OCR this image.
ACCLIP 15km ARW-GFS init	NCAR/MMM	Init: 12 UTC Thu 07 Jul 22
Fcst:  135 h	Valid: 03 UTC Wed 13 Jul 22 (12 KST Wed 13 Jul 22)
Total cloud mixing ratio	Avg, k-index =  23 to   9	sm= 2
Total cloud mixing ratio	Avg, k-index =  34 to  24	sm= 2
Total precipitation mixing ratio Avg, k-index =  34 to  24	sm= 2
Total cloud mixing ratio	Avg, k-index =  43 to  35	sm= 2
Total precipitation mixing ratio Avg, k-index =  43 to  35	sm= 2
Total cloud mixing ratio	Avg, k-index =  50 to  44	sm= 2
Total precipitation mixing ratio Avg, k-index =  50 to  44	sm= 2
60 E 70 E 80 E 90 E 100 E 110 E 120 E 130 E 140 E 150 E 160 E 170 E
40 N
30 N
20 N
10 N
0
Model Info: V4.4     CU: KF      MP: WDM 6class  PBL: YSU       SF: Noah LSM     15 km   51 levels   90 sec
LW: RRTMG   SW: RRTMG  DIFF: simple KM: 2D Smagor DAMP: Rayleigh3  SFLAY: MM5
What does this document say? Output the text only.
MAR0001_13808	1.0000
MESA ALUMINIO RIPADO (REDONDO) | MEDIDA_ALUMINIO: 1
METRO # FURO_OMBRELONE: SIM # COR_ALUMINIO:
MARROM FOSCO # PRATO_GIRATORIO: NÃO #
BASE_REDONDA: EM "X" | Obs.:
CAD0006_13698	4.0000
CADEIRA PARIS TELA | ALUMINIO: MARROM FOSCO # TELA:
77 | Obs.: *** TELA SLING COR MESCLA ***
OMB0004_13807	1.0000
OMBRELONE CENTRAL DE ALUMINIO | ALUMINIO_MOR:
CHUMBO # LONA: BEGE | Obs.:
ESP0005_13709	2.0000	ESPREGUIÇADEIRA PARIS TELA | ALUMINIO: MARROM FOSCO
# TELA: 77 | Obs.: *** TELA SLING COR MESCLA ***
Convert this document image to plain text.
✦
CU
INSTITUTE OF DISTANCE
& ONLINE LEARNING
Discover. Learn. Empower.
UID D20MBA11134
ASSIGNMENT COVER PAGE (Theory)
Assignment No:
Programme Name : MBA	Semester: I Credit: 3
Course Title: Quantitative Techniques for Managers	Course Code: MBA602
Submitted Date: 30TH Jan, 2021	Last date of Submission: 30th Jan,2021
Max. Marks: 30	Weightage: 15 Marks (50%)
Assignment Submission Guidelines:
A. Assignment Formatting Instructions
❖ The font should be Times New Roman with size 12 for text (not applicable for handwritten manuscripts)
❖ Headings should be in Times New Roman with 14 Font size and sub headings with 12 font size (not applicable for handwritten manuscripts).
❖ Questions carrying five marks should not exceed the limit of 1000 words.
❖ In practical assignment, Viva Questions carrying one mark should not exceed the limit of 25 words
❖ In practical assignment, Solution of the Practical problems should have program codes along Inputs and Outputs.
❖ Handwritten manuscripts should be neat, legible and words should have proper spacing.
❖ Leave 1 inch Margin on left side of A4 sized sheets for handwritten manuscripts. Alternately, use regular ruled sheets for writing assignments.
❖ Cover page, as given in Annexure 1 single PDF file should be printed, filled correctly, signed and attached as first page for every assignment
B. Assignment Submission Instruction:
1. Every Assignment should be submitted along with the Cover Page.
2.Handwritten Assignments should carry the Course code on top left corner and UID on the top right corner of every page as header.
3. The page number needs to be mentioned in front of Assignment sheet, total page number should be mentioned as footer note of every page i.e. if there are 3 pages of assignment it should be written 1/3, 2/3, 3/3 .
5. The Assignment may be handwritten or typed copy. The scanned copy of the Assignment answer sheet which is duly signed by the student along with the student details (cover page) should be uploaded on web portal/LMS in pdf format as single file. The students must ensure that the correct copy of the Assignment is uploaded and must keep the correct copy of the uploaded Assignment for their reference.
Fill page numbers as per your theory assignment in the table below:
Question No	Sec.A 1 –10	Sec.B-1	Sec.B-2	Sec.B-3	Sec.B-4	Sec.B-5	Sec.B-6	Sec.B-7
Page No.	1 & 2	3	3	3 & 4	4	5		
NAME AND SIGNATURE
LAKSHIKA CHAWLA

**GIVEN INSTRUCTION**
From the data above, copy each line that has the string "text".

**EXERCISE OUTPUT**
What does this document say? Output the text only.
Convert this document image to plain text.
❖ The font should be Times New Roman with size 12 for text (not applicable for handwritten manuscripts)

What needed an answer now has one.